— START Supplied data —

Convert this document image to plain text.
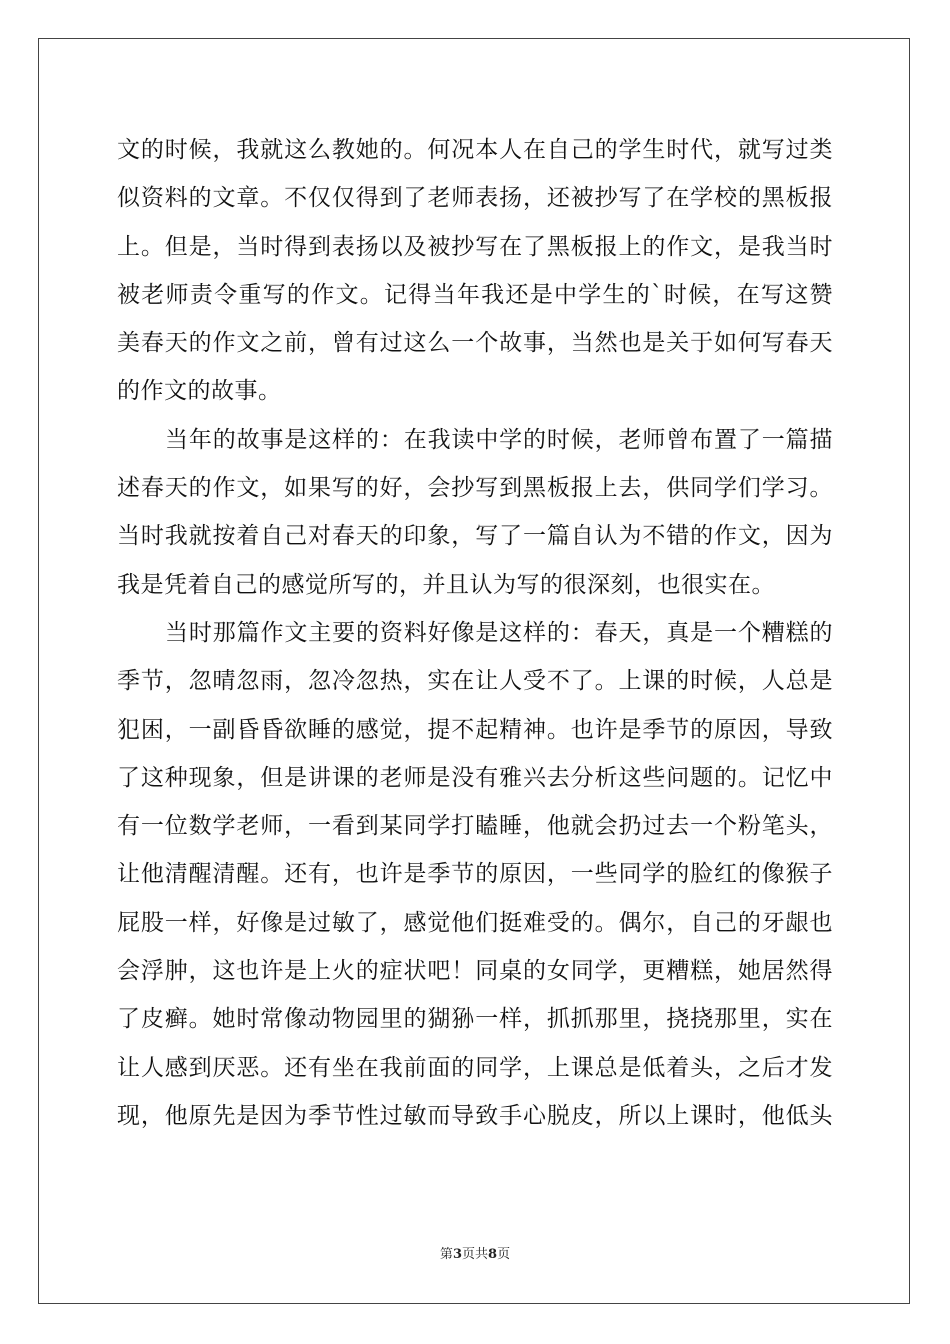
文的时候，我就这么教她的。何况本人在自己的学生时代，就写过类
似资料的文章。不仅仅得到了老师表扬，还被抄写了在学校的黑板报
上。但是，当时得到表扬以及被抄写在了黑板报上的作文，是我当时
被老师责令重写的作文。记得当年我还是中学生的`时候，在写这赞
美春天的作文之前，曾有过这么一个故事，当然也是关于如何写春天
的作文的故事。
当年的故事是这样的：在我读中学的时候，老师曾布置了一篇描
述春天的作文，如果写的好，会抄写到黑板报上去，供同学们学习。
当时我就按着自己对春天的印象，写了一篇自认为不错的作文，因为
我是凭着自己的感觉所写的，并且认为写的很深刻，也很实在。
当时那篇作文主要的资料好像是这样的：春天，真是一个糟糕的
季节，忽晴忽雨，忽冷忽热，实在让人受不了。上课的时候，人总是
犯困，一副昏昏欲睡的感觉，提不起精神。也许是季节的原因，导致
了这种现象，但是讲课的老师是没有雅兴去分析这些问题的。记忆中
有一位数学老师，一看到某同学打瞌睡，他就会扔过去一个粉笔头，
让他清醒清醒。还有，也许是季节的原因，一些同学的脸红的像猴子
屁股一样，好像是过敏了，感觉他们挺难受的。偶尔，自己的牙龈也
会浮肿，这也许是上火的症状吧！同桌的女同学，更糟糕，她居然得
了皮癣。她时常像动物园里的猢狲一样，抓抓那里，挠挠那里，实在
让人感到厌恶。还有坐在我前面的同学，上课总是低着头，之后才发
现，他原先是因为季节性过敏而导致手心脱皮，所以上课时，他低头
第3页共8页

— END Supplied data —
— START Supplied data —

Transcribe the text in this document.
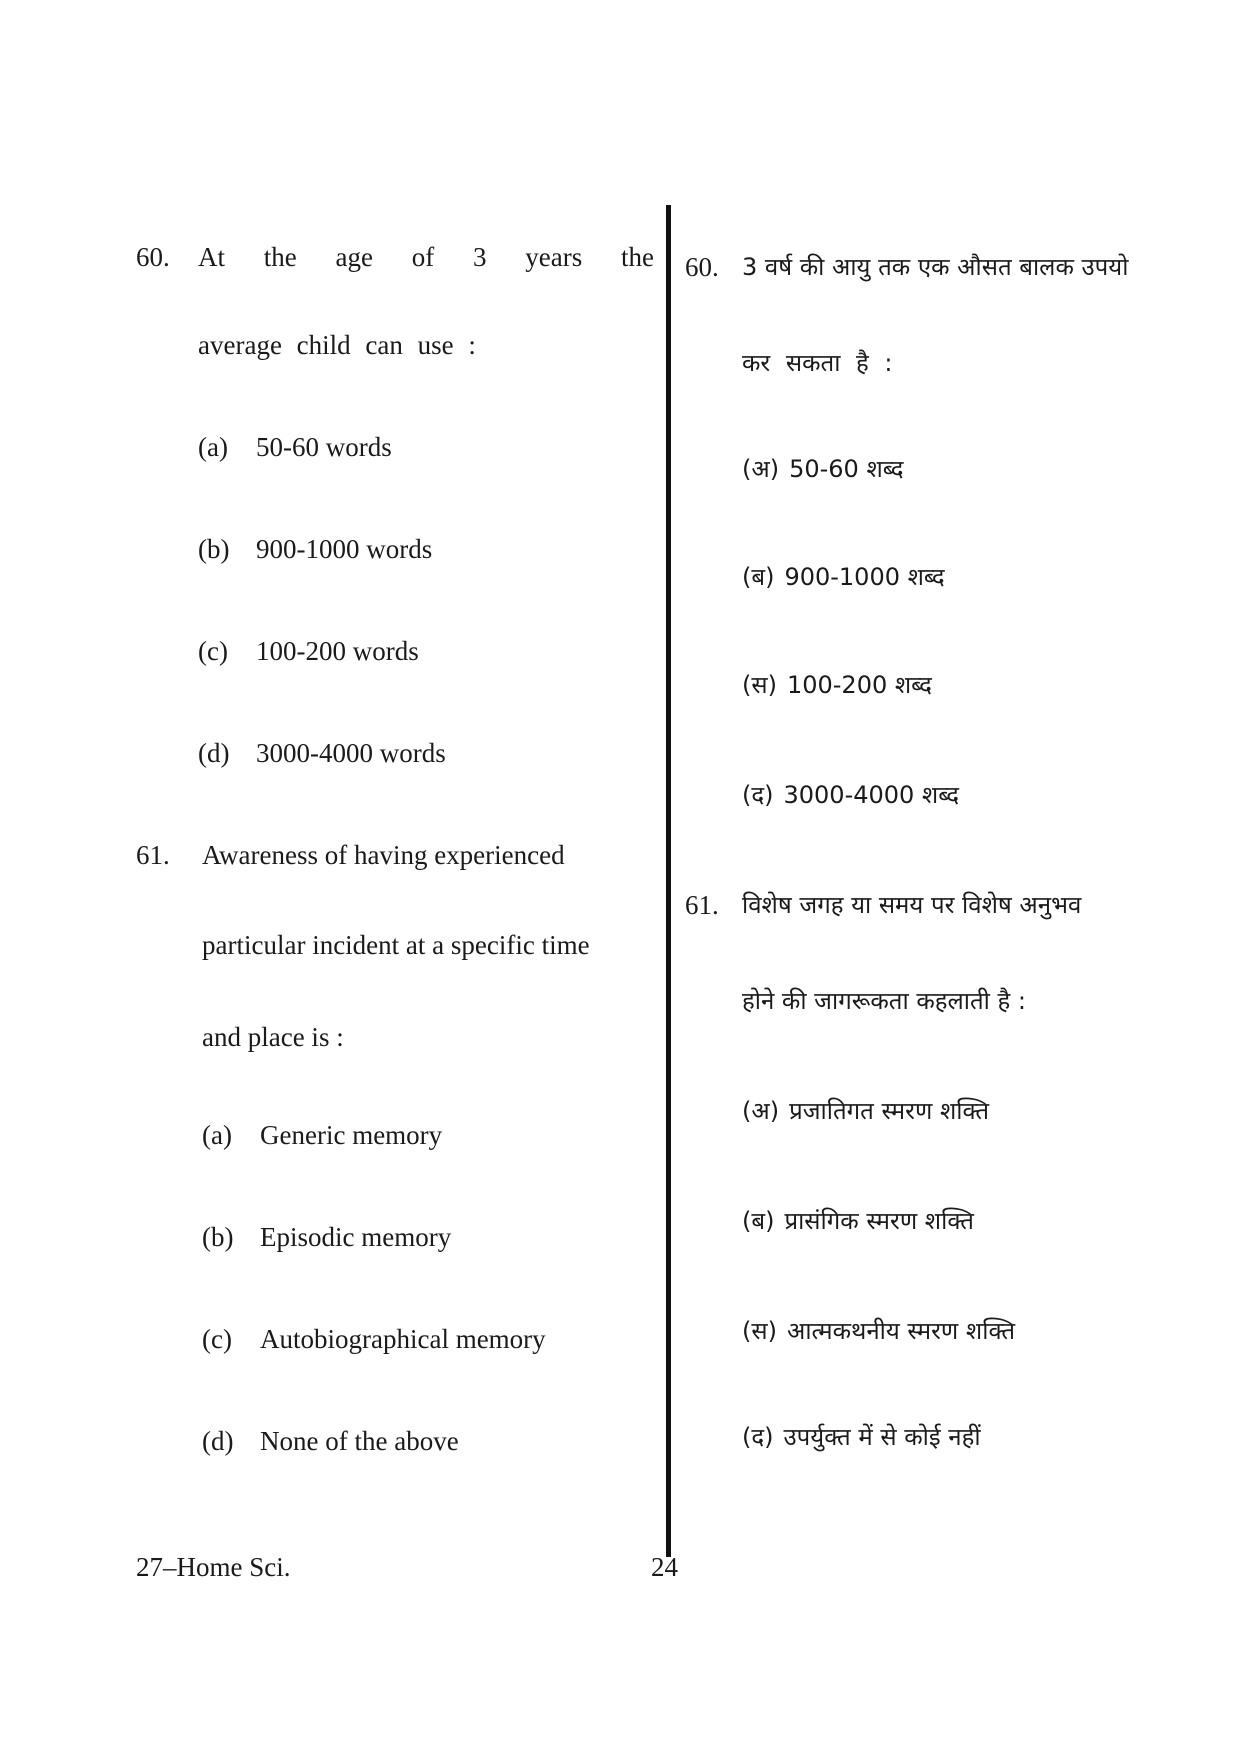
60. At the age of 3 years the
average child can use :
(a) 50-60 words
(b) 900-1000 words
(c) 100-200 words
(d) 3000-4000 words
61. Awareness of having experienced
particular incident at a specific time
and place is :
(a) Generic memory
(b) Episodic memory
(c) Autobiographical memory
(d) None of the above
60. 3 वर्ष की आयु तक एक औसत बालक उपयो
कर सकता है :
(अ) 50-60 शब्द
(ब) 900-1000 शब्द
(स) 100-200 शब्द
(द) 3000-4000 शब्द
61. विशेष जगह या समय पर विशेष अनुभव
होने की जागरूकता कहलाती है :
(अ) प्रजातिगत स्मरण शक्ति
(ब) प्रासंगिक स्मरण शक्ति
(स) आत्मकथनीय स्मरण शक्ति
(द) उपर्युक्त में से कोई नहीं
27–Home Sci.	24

— END Supplied data —
— START Supplied data —

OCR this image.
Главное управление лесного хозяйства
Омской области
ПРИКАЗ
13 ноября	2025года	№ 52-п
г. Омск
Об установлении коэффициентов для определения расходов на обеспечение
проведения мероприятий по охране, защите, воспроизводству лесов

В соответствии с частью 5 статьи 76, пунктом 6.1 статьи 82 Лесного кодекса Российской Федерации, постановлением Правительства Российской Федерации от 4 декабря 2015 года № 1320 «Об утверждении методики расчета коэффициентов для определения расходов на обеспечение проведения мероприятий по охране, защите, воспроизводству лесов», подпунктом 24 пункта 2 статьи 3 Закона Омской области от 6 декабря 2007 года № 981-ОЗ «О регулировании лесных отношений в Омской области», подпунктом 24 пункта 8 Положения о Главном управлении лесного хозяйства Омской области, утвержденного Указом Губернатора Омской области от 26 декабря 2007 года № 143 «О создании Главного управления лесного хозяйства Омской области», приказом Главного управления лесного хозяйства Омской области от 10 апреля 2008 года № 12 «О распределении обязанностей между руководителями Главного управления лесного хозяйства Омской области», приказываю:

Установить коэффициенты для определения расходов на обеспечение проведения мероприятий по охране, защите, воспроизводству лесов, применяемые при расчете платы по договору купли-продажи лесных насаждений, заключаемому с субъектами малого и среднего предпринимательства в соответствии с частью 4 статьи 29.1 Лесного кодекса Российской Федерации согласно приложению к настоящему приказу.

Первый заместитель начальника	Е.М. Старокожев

— END Supplied data —

* Task to complete: In the material above, find each line that contains the word "document", and select it.

* Full output:
Convert this document image to plain text.
Transcribe the text in this document.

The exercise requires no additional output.